• What the task asks:
Below are some records; give them all again exactly, but not the pictures.

━━━ Extracted data

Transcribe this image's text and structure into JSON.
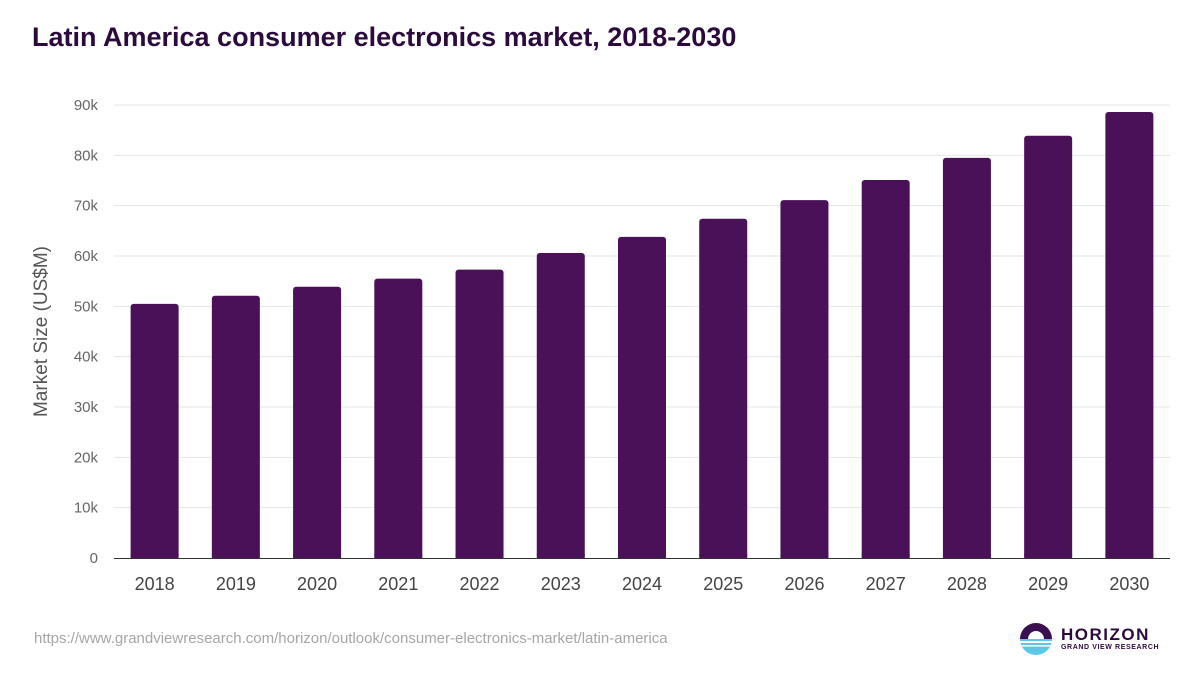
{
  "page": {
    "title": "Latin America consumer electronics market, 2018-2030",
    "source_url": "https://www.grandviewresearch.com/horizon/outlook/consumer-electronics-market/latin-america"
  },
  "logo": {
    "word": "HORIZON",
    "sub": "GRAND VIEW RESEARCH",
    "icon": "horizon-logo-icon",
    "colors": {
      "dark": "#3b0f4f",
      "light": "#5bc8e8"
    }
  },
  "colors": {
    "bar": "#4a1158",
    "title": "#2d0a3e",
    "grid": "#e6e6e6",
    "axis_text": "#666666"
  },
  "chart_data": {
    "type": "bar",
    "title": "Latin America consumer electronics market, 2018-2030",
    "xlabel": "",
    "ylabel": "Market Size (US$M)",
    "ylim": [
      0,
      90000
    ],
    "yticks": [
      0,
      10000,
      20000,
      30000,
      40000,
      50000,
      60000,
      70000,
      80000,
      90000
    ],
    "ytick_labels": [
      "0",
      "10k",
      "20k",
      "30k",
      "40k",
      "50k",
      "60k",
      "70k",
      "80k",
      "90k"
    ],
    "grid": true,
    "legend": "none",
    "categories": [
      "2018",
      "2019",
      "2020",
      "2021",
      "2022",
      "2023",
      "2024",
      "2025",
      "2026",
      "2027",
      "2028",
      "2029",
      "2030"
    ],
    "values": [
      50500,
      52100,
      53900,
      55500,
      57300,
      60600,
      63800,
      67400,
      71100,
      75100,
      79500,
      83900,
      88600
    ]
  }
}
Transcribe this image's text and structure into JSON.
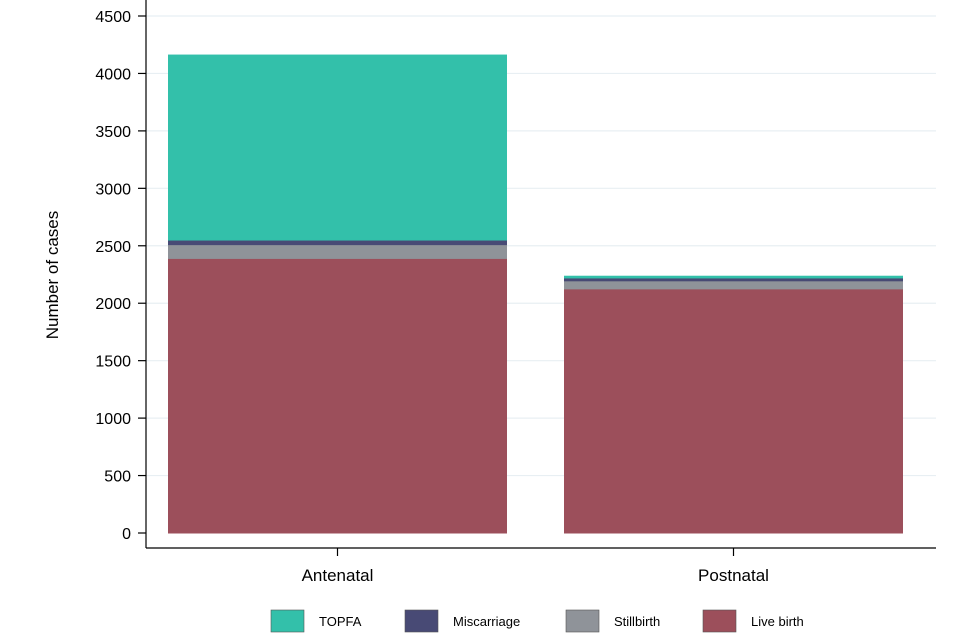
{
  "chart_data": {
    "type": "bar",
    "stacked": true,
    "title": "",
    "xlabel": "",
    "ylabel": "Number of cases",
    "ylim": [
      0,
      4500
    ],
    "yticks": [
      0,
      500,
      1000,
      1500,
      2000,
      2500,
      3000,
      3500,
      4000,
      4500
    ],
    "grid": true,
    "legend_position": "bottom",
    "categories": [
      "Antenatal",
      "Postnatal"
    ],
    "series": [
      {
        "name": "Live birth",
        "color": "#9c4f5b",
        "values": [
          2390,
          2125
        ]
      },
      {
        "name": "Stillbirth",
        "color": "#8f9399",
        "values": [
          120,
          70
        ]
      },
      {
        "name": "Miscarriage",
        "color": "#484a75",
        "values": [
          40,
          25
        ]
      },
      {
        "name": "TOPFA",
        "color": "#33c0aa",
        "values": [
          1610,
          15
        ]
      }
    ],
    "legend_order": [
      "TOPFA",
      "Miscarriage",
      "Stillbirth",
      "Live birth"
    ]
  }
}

━━━━━━

• Solution to this exercise:
Transcribe this image's text and structure into JSON.
{
  "page": {
    "title": "Latin America consumer electronics market, 2018-2030",
    "source_url": "https://www.grandviewresearch.com/horizon/outlook/consumer-electronics-market/latin-america"
  },
  "logo": {
    "word": "HORIZON",
    "sub": "GRAND VIEW RESEARCH",
    "icon": "horizon-logo-icon",
    "colors": {
      "dark": "#3b0f4f",
      "light": "#5bc8e8"
    }
  },
  "colors": {
    "bar": "#4a1158",
    "title": "#2d0a3e",
    "grid": "#e6e6e6",
    "axis_text": "#666666"
  },
  "chart_data": {
    "type": "bar",
    "title": "Latin America consumer electronics market, 2018-2030",
    "xlabel": "",
    "ylabel": "Market Size (US$M)",
    "ylim": [
      0,
      90000
    ],
    "yticks": [
      0,
      10000,
      20000,
      30000,
      40000,
      50000,
      60000,
      70000,
      80000,
      90000
    ],
    "ytick_labels": [
      "0",
      "10k",
      "20k",
      "30k",
      "40k",
      "50k",
      "60k",
      "70k",
      "80k",
      "90k"
    ],
    "grid": true,
    "legend": "none",
    "categories": [
      "2018",
      "2019",
      "2020",
      "2021",
      "2022",
      "2023",
      "2024",
      "2025",
      "2026",
      "2027",
      "2028",
      "2029",
      "2030"
    ],
    "values": [
      50500,
      52100,
      53900,
      55500,
      57300,
      60600,
      63800,
      67400,
      71100,
      75100,
      79500,
      83900,
      88600
    ]
  }
}
Transcribe this image's text and structure into JSON.
{
  "chart_data": {
    "type": "bar",
    "stacked": true,
    "title": "",
    "xlabel": "",
    "ylabel": "Number of cases",
    "ylim": [
      0,
      4500
    ],
    "yticks": [
      0,
      500,
      1000,
      1500,
      2000,
      2500,
      3000,
      3500,
      4000,
      4500
    ],
    "grid": true,
    "legend_position": "bottom",
    "categories": [
      "Antenatal",
      "Postnatal"
    ],
    "series": [
      {
        "name": "Live birth",
        "color": "#9c4f5b",
        "values": [
          2390,
          2125
        ]
      },
      {
        "name": "Stillbirth",
        "color": "#8f9399",
        "values": [
          120,
          70
        ]
      },
      {
        "name": "Miscarriage",
        "color": "#484a75",
        "values": [
          40,
          25
        ]
      },
      {
        "name": "TOPFA",
        "color": "#33c0aa",
        "values": [
          1610,
          15
        ]
      }
    ],
    "legend_order": [
      "TOPFA",
      "Miscarriage",
      "Stillbirth",
      "Live birth"
    ]
  }
}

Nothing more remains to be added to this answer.